» WHAT THE TASK ASKS
All records are to be reproduced verbatim, with images omitted.

******************************

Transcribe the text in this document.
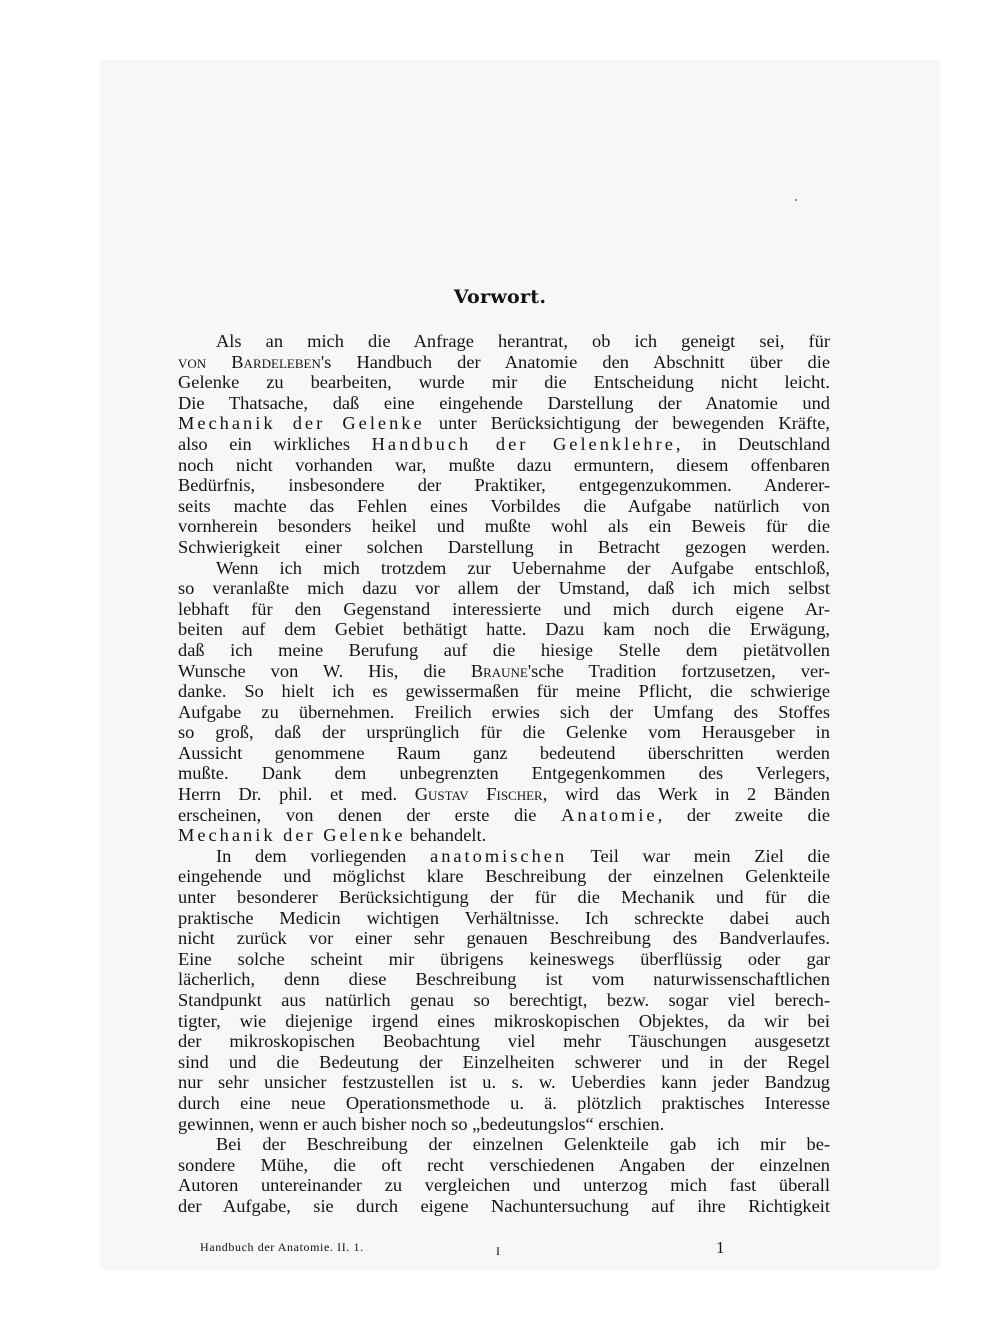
Vorwort.
Als an mich die Anfrage herantrat, ob ich geneigt sei, für
von Bardeleben's Handbuch der Anatomie den Abschnitt über die
Gelenke zu bearbeiten, wurde mir die Entscheidung nicht leicht.
Die Thatsache, daß eine eingehende Darstellung der Anatomie und
Mechanik der Gelenke unter Berücksichtigung der bewegenden Kräfte,
also ein wirkliches Handbuch der Gelenklehre, in Deutschland
noch nicht vorhanden war, mußte dazu ermuntern, diesem offenbaren
Bedürfnis, insbesondere der Praktiker, entgegenzukommen. Anderer-
seits machte das Fehlen eines Vorbildes die Aufgabe natürlich von
vornherein besonders heikel und mußte wohl als ein Beweis für die
Schwierigkeit einer solchen Darstellung in Betracht gezogen werden.
Wenn ich mich trotzdem zur Uebernahme der Aufgabe entschloß,
so veranlaßte mich dazu vor allem der Umstand, daß ich mich selbst
lebhaft für den Gegenstand interessierte und mich durch eigene Ar-
beiten auf dem Gebiet bethätigt hatte. Dazu kam noch die Erwägung,
daß ich meine Berufung auf die hiesige Stelle dem pietätvollen
Wunsche von W. His, die Braune'sche Tradition fortzusetzen, ver-
danke. So hielt ich es gewissermaßen für meine Pflicht, die schwierige
Aufgabe zu übernehmen. Freilich erwies sich der Umfang des Stoffes
so groß, daß der ursprünglich für die Gelenke vom Herausgeber in
Aussicht genommene Raum ganz bedeutend überschritten werden
mußte. Dank dem unbegrenzten Entgegenkommen des Verlegers,
Herrn Dr. phil. et med. Gustav Fischer, wird das Werk in 2 Bänden
erscheinen, von denen der erste die Anatomie, der zweite die
Mechanik der Gelenke behandelt.
In dem vorliegenden anatomischen Teil war mein Ziel die
eingehende und möglichst klare Beschreibung der einzelnen Gelenkteile
unter besonderer Berücksichtigung der für die Mechanik und für die
praktische Medicin wichtigen Verhältnisse. Ich schreckte dabei auch
nicht zurück vor einer sehr genauen Beschreibung des Bandverlaufes.
Eine solche scheint mir übrigens keineswegs überflüssig oder gar
lächerlich, denn diese Beschreibung ist vom naturwissenschaftlichen
Standpunkt aus natürlich genau so berechtigt, bezw. sogar viel berech-
tigter, wie diejenige irgend eines mikroskopischen Objektes, da wir bei
der mikroskopischen Beobachtung viel mehr Täuschungen ausgesetzt
sind und die Bedeutung der Einzelheiten schwerer und in der Regel
nur sehr unsicher festzustellen ist u. s. w. Ueberdies kann jeder Bandzug
durch eine neue Operationsmethode u. ä. plötzlich praktisches Interesse
gewinnen, wenn er auch bisher noch so „bedeutungslos“ erschien.
Bei der Beschreibung der einzelnen Gelenkteile gab ich mir be-
sondere Mühe, die oft recht verschiedenen Angaben der einzelnen
Autoren untereinander zu vergleichen und unterzog mich fast überall
der Aufgabe, sie durch eigene Nachuntersuchung auf ihre Richtigkeit
Handbuch der Anatomie. II. 1.	I	1
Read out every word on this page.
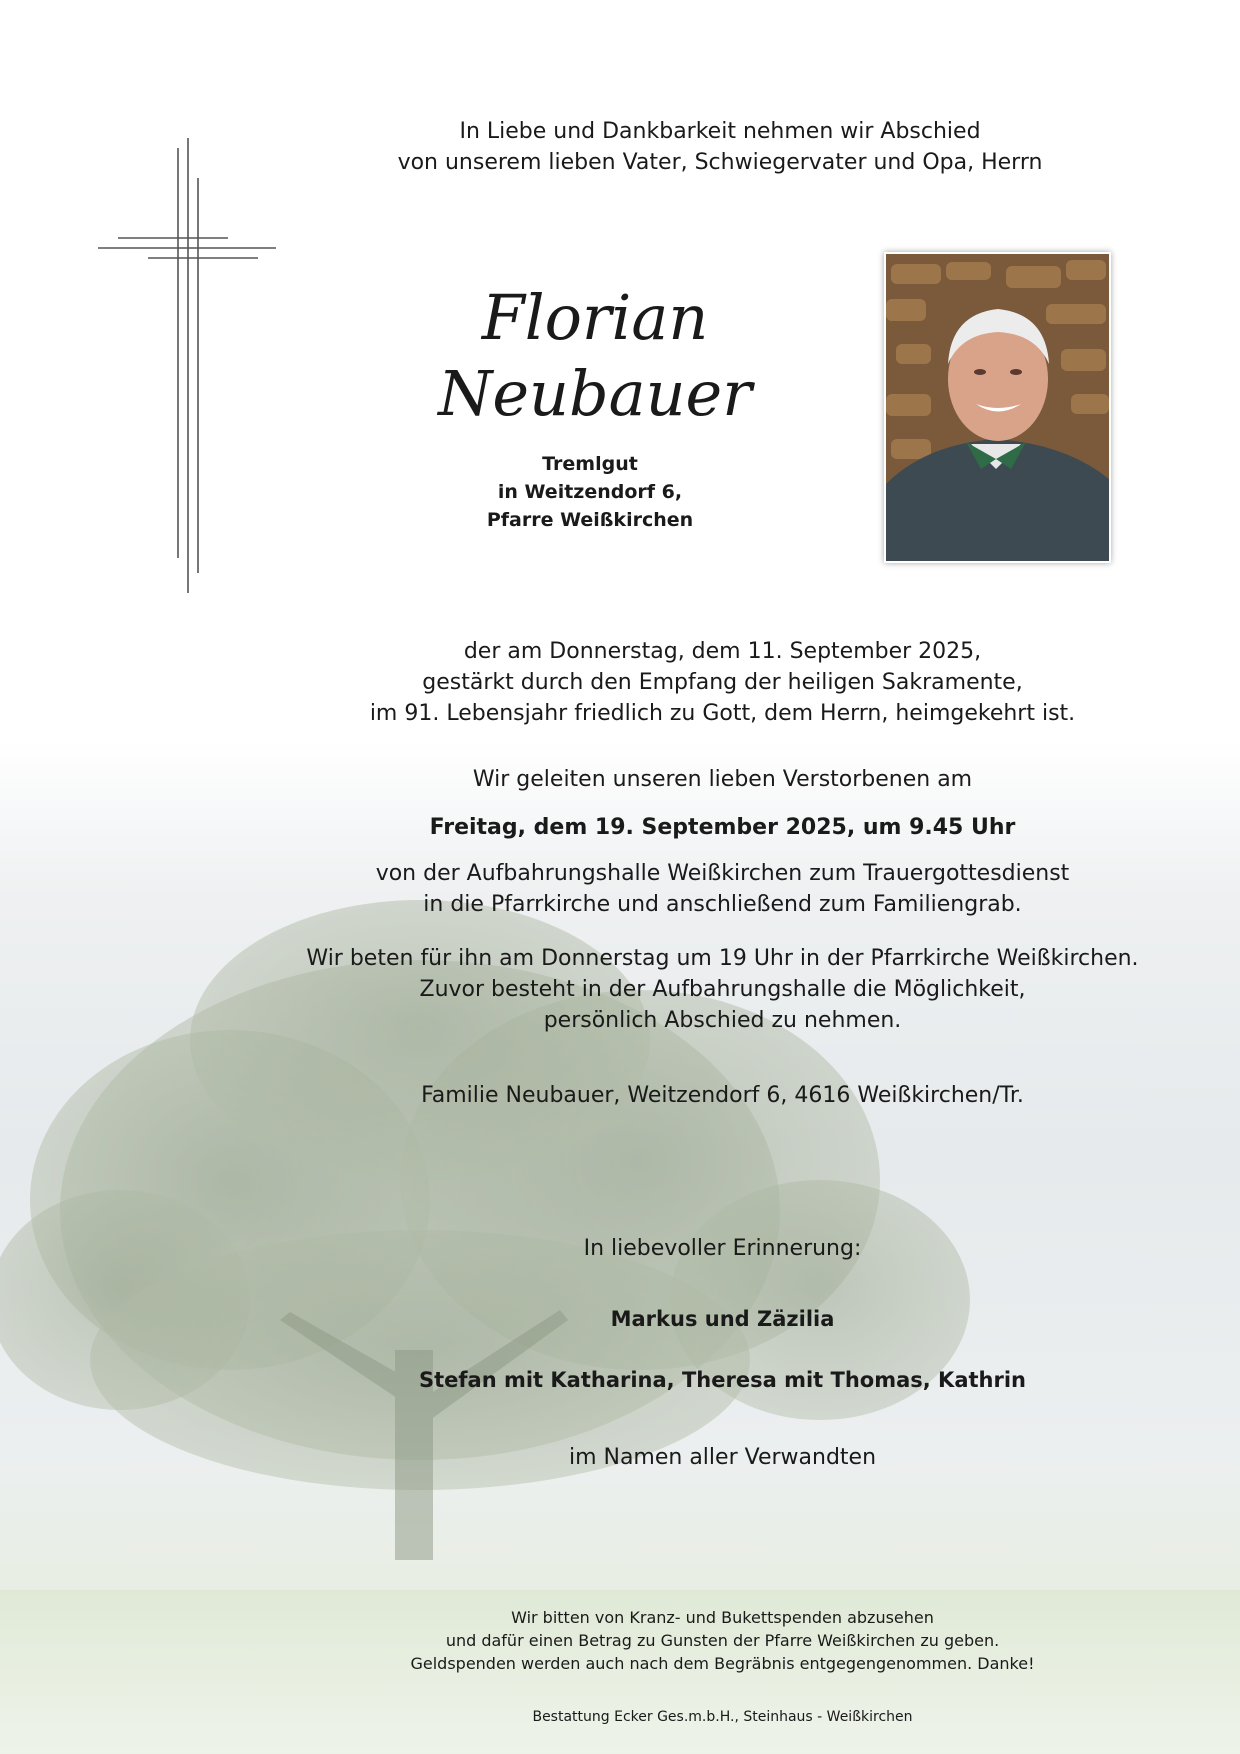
In Liebe und Dankbarkeit nehmen wir Abschied
von unserem lieben Vater, Schwiegervater und Opa, Herrn
Florian
Neubauer
Tremlgut
in Weitzendorf 6,
Pfarre Weißkirchen
der am Donnerstag, dem 11. September 2025,
gestärkt durch den Empfang der heiligen Sakramente,
im 91. Lebensjahr friedlich zu Gott, dem Herrn, heimgekehrt ist.
Wir geleiten unseren lieben Verstorbenen am
Freitag, dem 19. September 2025, um 9.45 Uhr
von der Aufbahrungshalle Weißkirchen zum Trauergottesdienst
in die Pfarrkirche und anschließend zum Familiengrab.
Wir beten für ihn am Donnerstag um 19 Uhr in der Pfarrkirche Weißkirchen.
Zuvor besteht in der Aufbahrungshalle die Möglichkeit,
persönlich Abschied zu nehmen.
Familie Neubauer, Weitzendorf 6, 4616 Weißkirchen/Tr.
In liebevoller Erinnerung:
Markus und Zäzilia
Stefan mit Katharina, Theresa mit Thomas, Kathrin
im Namen aller Verwandten
Wir bitten von Kranz- und Bukettspenden abzusehen
und dafür einen Betrag zu Gunsten der Pfarre Weißkirchen zu geben.
Geldspenden werden auch nach dem Begräbnis entgegengenommen. Danke!
Bestattung Ecker Ges.m.b.H., Steinhaus - Weißkirchen
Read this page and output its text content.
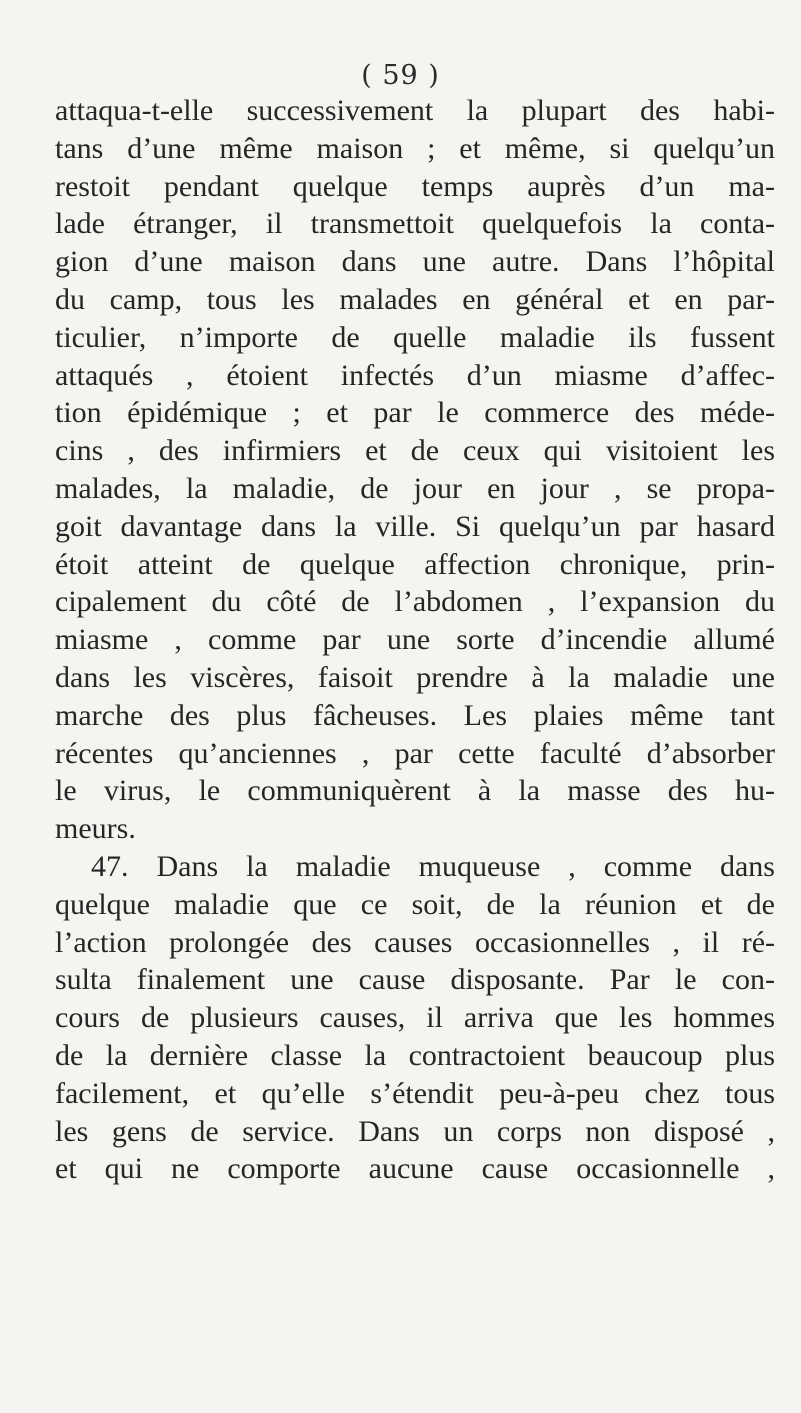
( 59 )
attaqua-t-elle successivement la plupart des habi-
tans d’une même maison ; et même, si quelqu’un
restoit pendant quelque temps auprès d’un ma-
lade étranger, il transmettoit quelquefois la conta-
gion d’une maison dans une autre. Dans l’hôpital
du camp, tous les malades en général et en par-
ticulier, n’importe de quelle maladie ils fussent
attaqués , étoient infectés d’un miasme d’affec-
tion épidémique ; et par le commerce des méde-
cins , des infirmiers et de ceux qui visitoient les
malades, la maladie, de jour en jour , se propa-
goit davantage dans la ville. Si quelqu’un par hasard
étoit atteint de quelque affection chronique, prin-
cipalement du côté de l’abdomen , l’expansion du
miasme , comme par une sorte d’incendie allumé
dans les viscères, faisoit prendre à la maladie une
marche des plus fâcheuses. Les plaies même tant
récentes qu’anciennes , par cette faculté d’absorber
le virus, le communiquèrent à la masse des hu-
meurs.
47. Dans la maladie muqueuse , comme dans
quelque maladie que ce soit, de la réunion et de
l’action prolongée des causes occasionnelles , il ré-
sulta finalement une cause disposante. Par le con-
cours de plusieurs causes, il arriva que les hommes
de la dernière classe la contractoient beaucoup plus
facilement, et qu’elle s’étendit peu-à-peu chez tous
les gens de service. Dans un corps non disposé ,
et qui ne comporte aucune cause occasionnelle ,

******************************

» COMPLETED EXERCISE
Transcribe the text in this document.
Vorwort.
Als an mich die Anfrage herantrat, ob ich geneigt sei, für
von Bardeleben's Handbuch der Anatomie den Abschnitt über die
Gelenke zu bearbeiten, wurde mir die Entscheidung nicht leicht.
Die Thatsache, daß eine eingehende Darstellung der Anatomie und
Mechanik der Gelenke unter Berücksichtigung der bewegenden Kräfte,
also ein wirkliches Handbuch der Gelenklehre, in Deutschland
noch nicht vorhanden war, mußte dazu ermuntern, diesem offenbaren
Bedürfnis, insbesondere der Praktiker, entgegenzukommen. Anderer-
seits machte das Fehlen eines Vorbildes die Aufgabe natürlich von
vornherein besonders heikel und mußte wohl als ein Beweis für die
Schwierigkeit einer solchen Darstellung in Betracht gezogen werden.
Wenn ich mich trotzdem zur Uebernahme der Aufgabe entschloß,
so veranlaßte mich dazu vor allem der Umstand, daß ich mich selbst
lebhaft für den Gegenstand interessierte und mich durch eigene Ar-
beiten auf dem Gebiet bethätigt hatte. Dazu kam noch die Erwägung,
daß ich meine Berufung auf die hiesige Stelle dem pietätvollen
Wunsche von W. His, die Braune'sche Tradition fortzusetzen, ver-
danke. So hielt ich es gewissermaßen für meine Pflicht, die schwierige
Aufgabe zu übernehmen. Freilich erwies sich der Umfang des Stoffes
so groß, daß der ursprünglich für die Gelenke vom Herausgeber in
Aussicht genommene Raum ganz bedeutend überschritten werden
mußte. Dank dem unbegrenzten Entgegenkommen des Verlegers,
Herrn Dr. phil. et med. Gustav Fischer, wird das Werk in 2 Bänden
erscheinen, von denen der erste die Anatomie, der zweite die
Mechanik der Gelenke behandelt.
In dem vorliegenden anatomischen Teil war mein Ziel die
eingehende und möglichst klare Beschreibung der einzelnen Gelenkteile
unter besonderer Berücksichtigung der für die Mechanik und für die
praktische Medicin wichtigen Verhältnisse. Ich schreckte dabei auch
nicht zurück vor einer sehr genauen Beschreibung des Bandverlaufes.
Eine solche scheint mir übrigens keineswegs überflüssig oder gar
lächerlich, denn diese Beschreibung ist vom naturwissenschaftlichen
Standpunkt aus natürlich genau so berechtigt, bezw. sogar viel berech-
tigter, wie diejenige irgend eines mikroskopischen Objektes, da wir bei
der mikroskopischen Beobachtung viel mehr Täuschungen ausgesetzt
sind und die Bedeutung der Einzelheiten schwerer und in der Regel
nur sehr unsicher festzustellen ist u. s. w. Ueberdies kann jeder Bandzug
durch eine neue Operationsmethode u. ä. plötzlich praktisches Interesse
gewinnen, wenn er auch bisher noch so „bedeutungslos“ erschien.
Bei der Beschreibung der einzelnen Gelenkteile gab ich mir be-
sondere Mühe, die oft recht verschiedenen Angaben der einzelnen
Autoren untereinander zu vergleichen und unterzog mich fast überall
der Aufgabe, sie durch eigene Nachuntersuchung auf ihre Richtigkeit
Handbuch der Anatomie. II. 1.	I	1
Read out every word on this page.
In Liebe und Dankbarkeit nehmen wir Abschied
von unserem lieben Vater, Schwiegervater und Opa, Herrn
Florian
Neubauer
Tremlgut
in Weitzendorf 6,
Pfarre Weißkirchen
der am Donnerstag, dem 11. September 2025,
gestärkt durch den Empfang der heiligen Sakramente,
im 91. Lebensjahr friedlich zu Gott, dem Herrn, heimgekehrt ist.
Wir geleiten unseren lieben Verstorbenen am
Freitag, dem 19. September 2025, um 9.45 Uhr
von der Aufbahrungshalle Weißkirchen zum Trauergottesdienst
in die Pfarrkirche und anschließend zum Familiengrab.
Wir beten für ihn am Donnerstag um 19 Uhr in der Pfarrkirche Weißkirchen.
Zuvor besteht in der Aufbahrungshalle die Möglichkeit,
persönlich Abschied zu nehmen.
Familie Neubauer, Weitzendorf 6, 4616 Weißkirchen/Tr.
In liebevoller Erinnerung:
Markus und Zäzilia
Stefan mit Katharina, Theresa mit Thomas, Kathrin
im Namen aller Verwandten
Wir bitten von Kranz- und Bukettspenden abzusehen
und dafür einen Betrag zu Gunsten der Pfarre Weißkirchen zu geben.
Geldspenden werden auch nach dem Begräbnis entgegengenommen. Danke!
Bestattung Ecker Ges.m.b.H., Steinhaus - Weißkirchen
Read this page and output its text content.
( 59 )
attaqua-t-elle successivement la plupart des habi-
tans d’une même maison ; et même, si quelqu’un
restoit pendant quelque temps auprès d’un ma-
lade étranger, il transmettoit quelquefois la conta-
gion d’une maison dans une autre. Dans l’hôpital
du camp, tous les malades en général et en par-
ticulier, n’importe de quelle maladie ils fussent
attaqués , étoient infectés d’un miasme d’affec-
tion épidémique ; et par le commerce des méde-
cins , des infirmiers et de ceux qui visitoient les
malades, la maladie, de jour en jour , se propa-
goit davantage dans la ville. Si quelqu’un par hasard
étoit atteint de quelque affection chronique, prin-
cipalement du côté de l’abdomen , l’expansion du
miasme , comme par une sorte d’incendie allumé
dans les viscères, faisoit prendre à la maladie une
marche des plus fâcheuses. Les plaies même tant
récentes qu’anciennes , par cette faculté d’absorber
le virus, le communiquèrent à la masse des hu-
meurs.
47. Dans la maladie muqueuse , comme dans
quelque maladie que ce soit, de la réunion et de
l’action prolongée des causes occasionnelles , il ré-
sulta finalement une cause disposante. Par le con-
cours de plusieurs causes, il arriva que les hommes
de la dernière classe la contractoient beaucoup plus
facilement, et qu’elle s’étendit peu-à-peu chez tous
les gens de service. Dans un corps non disposé ,
et qui ne comporte aucune cause occasionnelle ,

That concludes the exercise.